Start
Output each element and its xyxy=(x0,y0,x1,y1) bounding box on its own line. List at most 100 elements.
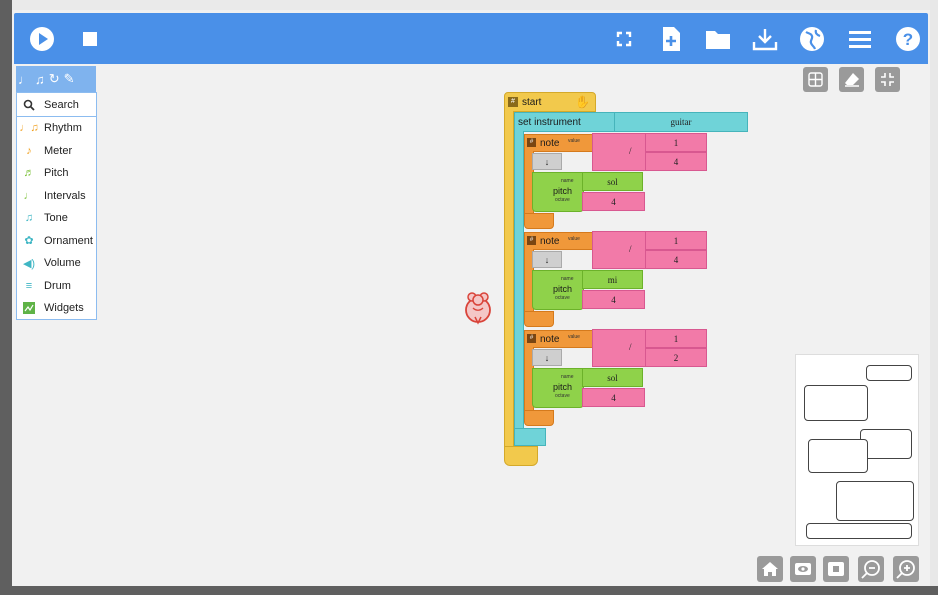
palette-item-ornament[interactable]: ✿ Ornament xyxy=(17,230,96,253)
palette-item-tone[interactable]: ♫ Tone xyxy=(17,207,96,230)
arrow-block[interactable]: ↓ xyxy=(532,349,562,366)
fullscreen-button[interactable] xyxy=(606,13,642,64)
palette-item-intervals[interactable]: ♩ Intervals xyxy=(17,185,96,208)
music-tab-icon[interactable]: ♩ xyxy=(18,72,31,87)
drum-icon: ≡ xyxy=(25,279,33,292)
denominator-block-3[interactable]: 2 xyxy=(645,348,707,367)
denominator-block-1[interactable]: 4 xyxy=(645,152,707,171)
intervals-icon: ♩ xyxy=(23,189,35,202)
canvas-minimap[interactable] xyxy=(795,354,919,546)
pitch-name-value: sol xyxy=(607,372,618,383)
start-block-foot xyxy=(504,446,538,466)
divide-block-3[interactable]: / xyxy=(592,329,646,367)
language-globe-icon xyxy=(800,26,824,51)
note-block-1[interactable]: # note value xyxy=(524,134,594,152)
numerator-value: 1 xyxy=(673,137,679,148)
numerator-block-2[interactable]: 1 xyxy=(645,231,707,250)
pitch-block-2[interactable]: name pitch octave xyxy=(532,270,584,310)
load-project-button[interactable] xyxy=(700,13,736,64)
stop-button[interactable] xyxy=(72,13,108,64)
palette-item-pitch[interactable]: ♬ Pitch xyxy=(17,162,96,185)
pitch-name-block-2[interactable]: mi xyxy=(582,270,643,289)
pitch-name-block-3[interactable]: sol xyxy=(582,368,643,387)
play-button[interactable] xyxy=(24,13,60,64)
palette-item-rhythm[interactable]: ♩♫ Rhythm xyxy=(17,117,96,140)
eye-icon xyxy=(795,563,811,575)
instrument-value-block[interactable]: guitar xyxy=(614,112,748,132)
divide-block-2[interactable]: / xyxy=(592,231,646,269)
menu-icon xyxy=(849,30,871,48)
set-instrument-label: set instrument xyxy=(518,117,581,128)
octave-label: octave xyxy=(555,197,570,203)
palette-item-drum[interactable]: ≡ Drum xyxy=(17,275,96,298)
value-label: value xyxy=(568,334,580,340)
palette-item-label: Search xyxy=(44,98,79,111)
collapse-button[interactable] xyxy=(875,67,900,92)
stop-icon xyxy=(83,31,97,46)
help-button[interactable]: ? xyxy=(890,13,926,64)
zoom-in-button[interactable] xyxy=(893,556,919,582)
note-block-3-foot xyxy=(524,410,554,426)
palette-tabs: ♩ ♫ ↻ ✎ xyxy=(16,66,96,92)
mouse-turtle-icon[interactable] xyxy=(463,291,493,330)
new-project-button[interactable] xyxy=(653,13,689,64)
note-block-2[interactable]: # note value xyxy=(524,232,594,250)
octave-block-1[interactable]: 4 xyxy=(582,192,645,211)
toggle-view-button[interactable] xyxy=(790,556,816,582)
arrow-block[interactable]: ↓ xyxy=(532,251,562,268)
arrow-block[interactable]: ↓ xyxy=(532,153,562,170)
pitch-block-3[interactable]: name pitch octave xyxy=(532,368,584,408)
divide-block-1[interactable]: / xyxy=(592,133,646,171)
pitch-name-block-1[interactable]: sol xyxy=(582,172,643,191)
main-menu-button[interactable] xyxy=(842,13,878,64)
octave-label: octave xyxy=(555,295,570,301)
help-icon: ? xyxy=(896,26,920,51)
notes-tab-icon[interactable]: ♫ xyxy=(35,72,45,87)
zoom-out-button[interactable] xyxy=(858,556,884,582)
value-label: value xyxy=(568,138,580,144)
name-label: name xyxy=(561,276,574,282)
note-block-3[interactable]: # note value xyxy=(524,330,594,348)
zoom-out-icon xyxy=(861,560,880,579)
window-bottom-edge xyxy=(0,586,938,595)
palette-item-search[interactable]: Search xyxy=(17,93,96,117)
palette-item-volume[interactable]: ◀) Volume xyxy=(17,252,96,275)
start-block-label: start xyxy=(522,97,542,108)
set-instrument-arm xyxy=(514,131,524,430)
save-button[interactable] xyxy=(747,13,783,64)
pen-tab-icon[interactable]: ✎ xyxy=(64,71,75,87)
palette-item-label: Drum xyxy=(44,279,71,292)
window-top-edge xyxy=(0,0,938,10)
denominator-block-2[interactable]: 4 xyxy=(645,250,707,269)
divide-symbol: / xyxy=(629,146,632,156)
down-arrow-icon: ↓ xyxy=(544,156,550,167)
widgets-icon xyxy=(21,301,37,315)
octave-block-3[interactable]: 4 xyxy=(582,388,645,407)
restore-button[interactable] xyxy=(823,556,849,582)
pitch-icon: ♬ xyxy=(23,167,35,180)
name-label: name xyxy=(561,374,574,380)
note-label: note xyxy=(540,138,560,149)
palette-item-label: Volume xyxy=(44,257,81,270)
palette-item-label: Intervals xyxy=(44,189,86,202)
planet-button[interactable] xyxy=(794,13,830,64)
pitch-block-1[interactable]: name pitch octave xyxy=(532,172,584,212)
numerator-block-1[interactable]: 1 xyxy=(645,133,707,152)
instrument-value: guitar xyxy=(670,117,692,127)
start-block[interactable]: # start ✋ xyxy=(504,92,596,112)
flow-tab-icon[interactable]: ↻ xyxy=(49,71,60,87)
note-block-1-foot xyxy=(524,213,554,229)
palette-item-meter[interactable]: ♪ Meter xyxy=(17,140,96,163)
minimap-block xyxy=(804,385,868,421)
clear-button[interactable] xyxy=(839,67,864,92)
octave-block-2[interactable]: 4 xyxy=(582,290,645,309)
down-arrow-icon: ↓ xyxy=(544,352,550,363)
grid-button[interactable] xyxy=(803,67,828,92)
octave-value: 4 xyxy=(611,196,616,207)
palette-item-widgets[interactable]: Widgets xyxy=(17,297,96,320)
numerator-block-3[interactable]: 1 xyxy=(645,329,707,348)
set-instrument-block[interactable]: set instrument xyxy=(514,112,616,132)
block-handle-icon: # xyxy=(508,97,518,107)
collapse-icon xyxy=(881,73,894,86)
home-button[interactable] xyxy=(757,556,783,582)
End
> [Task prompt]
Rewrite the records with every "guitar" changed to "piano" and nothing else altered. Omit the pictures.

> [Full solution]
Output each element and its xyxy=(x0,y0,x1,y1) bounding box on its own line. List at most 100 elements.
palette-item-ornament[interactable]: ✿ Ornament xyxy=(17,230,96,253)
palette-item-tone[interactable]: ♫ Tone xyxy=(17,207,96,230)
arrow-block[interactable]: ↓ xyxy=(532,349,562,366)
fullscreen-button[interactable] xyxy=(606,13,642,64)
palette-item-intervals[interactable]: ♩ Intervals xyxy=(17,185,96,208)
music-tab-icon[interactable]: ♩ xyxy=(18,72,31,87)
drum-icon: ≡ xyxy=(25,279,33,292)
denominator-block-3[interactable]: 2 xyxy=(645,348,707,367)
denominator-block-1[interactable]: 4 xyxy=(645,152,707,171)
intervals-icon: ♩ xyxy=(23,189,35,202)
canvas-minimap[interactable] xyxy=(795,354,919,546)
pitch-name-value: sol xyxy=(607,372,618,383)
start-block-foot xyxy=(504,446,538,466)
divide-block-3[interactable]: / xyxy=(592,329,646,367)
language-globe-icon xyxy=(800,26,824,51)
note-block-1[interactable]: # note value xyxy=(524,134,594,152)
numerator-value: 1 xyxy=(673,137,679,148)
numerator-block-2[interactable]: 1 xyxy=(645,231,707,250)
pitch-block-2[interactable]: name pitch octave xyxy=(532,270,584,310)
load-project-button[interactable] xyxy=(700,13,736,64)
stop-button[interactable] xyxy=(72,13,108,64)
palette-item-pitch[interactable]: ♬ Pitch xyxy=(17,162,96,185)
pitch-name-block-2[interactable]: mi xyxy=(582,270,643,289)
pitch-name-block-3[interactable]: sol xyxy=(582,368,643,387)
play-button[interactable] xyxy=(24,13,60,64)
palette-item-rhythm[interactable]: ♩♫ Rhythm xyxy=(17,117,96,140)
eye-icon xyxy=(795,563,811,575)
instrument-value-block[interactable]: piano xyxy=(614,112,748,132)
divide-block-2[interactable]: / xyxy=(592,231,646,269)
menu-icon xyxy=(849,30,871,48)
set-instrument-label: set instrument xyxy=(518,117,581,128)
octave-label: octave xyxy=(555,197,570,203)
palette-item-drum[interactable]: ≡ Drum xyxy=(17,275,96,298)
value-label: value xyxy=(568,334,580,340)
palette-item-label: Search xyxy=(44,98,79,111)
collapse-button[interactable] xyxy=(875,67,900,92)
stop-icon xyxy=(83,31,97,46)
help-button[interactable]: ? xyxy=(890,13,926,64)
zoom-in-button[interactable] xyxy=(893,556,919,582)
note-block-3-foot xyxy=(524,410,554,426)
palette-tabs: ♩ ♫ ↻ ✎ xyxy=(16,66,96,92)
mouse-turtle-icon[interactable] xyxy=(463,291,493,330)
new-project-button[interactable] xyxy=(653,13,689,64)
note-block-2[interactable]: # note value xyxy=(524,232,594,250)
octave-block-1[interactable]: 4 xyxy=(582,192,645,211)
toggle-view-button[interactable] xyxy=(790,556,816,582)
arrow-block[interactable]: ↓ xyxy=(532,251,562,268)
arrow-block[interactable]: ↓ xyxy=(532,153,562,170)
pitch-block-3[interactable]: name pitch octave xyxy=(532,368,584,408)
divide-block-1[interactable]: / xyxy=(592,133,646,171)
pitch-name-block-1[interactable]: sol xyxy=(582,172,643,191)
main-menu-button[interactable] xyxy=(842,13,878,64)
octave-label: octave xyxy=(555,295,570,301)
help-icon: ? xyxy=(896,26,920,51)
notes-tab-icon[interactable]: ♫ xyxy=(35,72,45,87)
zoom-out-button[interactable] xyxy=(858,556,884,582)
value-label: value xyxy=(568,138,580,144)
name-label: name xyxy=(561,276,574,282)
note-block-3[interactable]: # note value xyxy=(524,330,594,348)
zoom-out-icon xyxy=(861,560,880,579)
window-bottom-edge xyxy=(0,586,938,595)
palette-item-search[interactable]: Search xyxy=(17,93,96,117)
palette-item-volume[interactable]: ◀) Volume xyxy=(17,252,96,275)
start-block-label: start xyxy=(522,97,542,108)
set-instrument-arm xyxy=(514,131,524,430)
save-button[interactable] xyxy=(747,13,783,64)
pen-tab-icon[interactable]: ✎ xyxy=(64,71,75,87)
palette-item-label: Drum xyxy=(44,279,71,292)
window-top-edge xyxy=(0,0,938,10)
denominator-block-2[interactable]: 4 xyxy=(645,250,707,269)
divide-symbol: / xyxy=(629,146,632,156)
down-arrow-icon: ↓ xyxy=(544,156,550,167)
widgets-icon xyxy=(21,301,37,315)
octave-block-3[interactable]: 4 xyxy=(582,388,645,407)
restore-button[interactable] xyxy=(823,556,849,582)
pitch-icon: ♬ xyxy=(23,167,35,180)
name-label: name xyxy=(561,374,574,380)
note-label: note xyxy=(540,138,560,149)
palette-item-label: Volume xyxy=(44,257,81,270)
palette-item-label: Intervals xyxy=(44,189,86,202)
planet-button[interactable] xyxy=(794,13,830,64)
pitch-block-1[interactable]: name pitch octave xyxy=(532,172,584,212)
numerator-block-1[interactable]: 1 xyxy=(645,133,707,152)
instrument-value: piano xyxy=(670,117,692,127)
start-block[interactable]: # start ✋ xyxy=(504,92,596,112)
flow-tab-icon[interactable]: ↻ xyxy=(49,71,60,87)
note-block-1-foot xyxy=(524,213,554,229)
palette-item-meter[interactable]: ♪ Meter xyxy=(17,140,96,163)
minimap-block xyxy=(804,385,868,421)
clear-button[interactable] xyxy=(839,67,864,92)
octave-block-2[interactable]: 4 xyxy=(582,290,645,309)
down-arrow-icon: ↓ xyxy=(544,352,550,363)
grid-button[interactable] xyxy=(803,67,828,92)
octave-value: 4 xyxy=(611,196,616,207)
palette-item-widgets[interactable]: Widgets xyxy=(17,297,96,320)
numerator-block-3[interactable]: 1 xyxy=(645,329,707,348)
set-instrument-block[interactable]: set instrument xyxy=(514,112,616,132)
block-handle-icon: # xyxy=(508,97,518,107)
collapse-icon xyxy=(881,73,894,86)
home-button[interactable] xyxy=(757,556,783,582)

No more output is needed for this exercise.